#### Dataset
--

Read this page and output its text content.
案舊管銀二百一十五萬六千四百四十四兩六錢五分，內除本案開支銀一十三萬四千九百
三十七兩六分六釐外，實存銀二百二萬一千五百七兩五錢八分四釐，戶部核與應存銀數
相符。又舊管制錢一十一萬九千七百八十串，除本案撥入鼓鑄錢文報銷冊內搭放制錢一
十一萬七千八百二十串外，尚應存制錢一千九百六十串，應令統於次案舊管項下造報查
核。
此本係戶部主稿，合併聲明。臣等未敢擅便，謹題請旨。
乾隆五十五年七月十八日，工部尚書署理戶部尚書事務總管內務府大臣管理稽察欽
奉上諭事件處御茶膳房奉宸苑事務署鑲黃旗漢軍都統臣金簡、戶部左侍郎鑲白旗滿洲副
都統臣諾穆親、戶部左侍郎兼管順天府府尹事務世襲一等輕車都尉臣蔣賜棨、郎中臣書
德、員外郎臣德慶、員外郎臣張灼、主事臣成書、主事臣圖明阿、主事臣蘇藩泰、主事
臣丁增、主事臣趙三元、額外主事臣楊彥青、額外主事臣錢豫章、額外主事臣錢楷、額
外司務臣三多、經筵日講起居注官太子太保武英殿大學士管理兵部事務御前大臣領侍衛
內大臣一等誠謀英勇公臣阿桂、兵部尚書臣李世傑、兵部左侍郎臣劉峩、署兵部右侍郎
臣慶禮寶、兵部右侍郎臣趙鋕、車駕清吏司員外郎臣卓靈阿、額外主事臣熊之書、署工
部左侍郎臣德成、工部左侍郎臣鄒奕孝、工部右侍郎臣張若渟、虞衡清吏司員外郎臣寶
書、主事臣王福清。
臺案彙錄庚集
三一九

--

#### Written problem
Using the data above, output each line exactly.

#### Result of the task
Read this page and output its text content.
案舊管銀二百一十五萬六千四百四十四兩六錢五分，內除本案開支銀一十三萬四千九百
三十七兩六分六釐外，實存銀二百二萬一千五百七兩五錢八分四釐，戶部核與應存銀數
相符。又舊管制錢一十一萬九千七百八十串，除本案撥入鼓鑄錢文報銷冊內搭放制錢一
十一萬七千八百二十串外，尚應存制錢一千九百六十串，應令統於次案舊管項下造報查
核。
此本係戶部主稿，合併聲明。臣等未敢擅便，謹題請旨。
乾隆五十五年七月十八日，工部尚書署理戶部尚書事務總管內務府大臣管理稽察欽
奉上諭事件處御茶膳房奉宸苑事務署鑲黃旗漢軍都統臣金簡、戶部左侍郎鑲白旗滿洲副
都統臣諾穆親、戶部左侍郎兼管順天府府尹事務世襲一等輕車都尉臣蔣賜棨、郎中臣書
德、員外郎臣德慶、員外郎臣張灼、主事臣成書、主事臣圖明阿、主事臣蘇藩泰、主事
臣丁增、主事臣趙三元、額外主事臣楊彥青、額外主事臣錢豫章、額外主事臣錢楷、額
外司務臣三多、經筵日講起居注官太子太保武英殿大學士管理兵部事務御前大臣領侍衛
內大臣一等誠謀英勇公臣阿桂、兵部尚書臣李世傑、兵部左侍郎臣劉峩、署兵部右侍郎
臣慶禮寶、兵部右侍郎臣趙鋕、車駕清吏司員外郎臣卓靈阿、額外主事臣熊之書、署工
部左侍郎臣德成、工部左侍郎臣鄒奕孝、工部右侍郎臣張若渟、虞衡清吏司員外郎臣寶
書、主事臣王福清。
臺案彙錄庚集
三一九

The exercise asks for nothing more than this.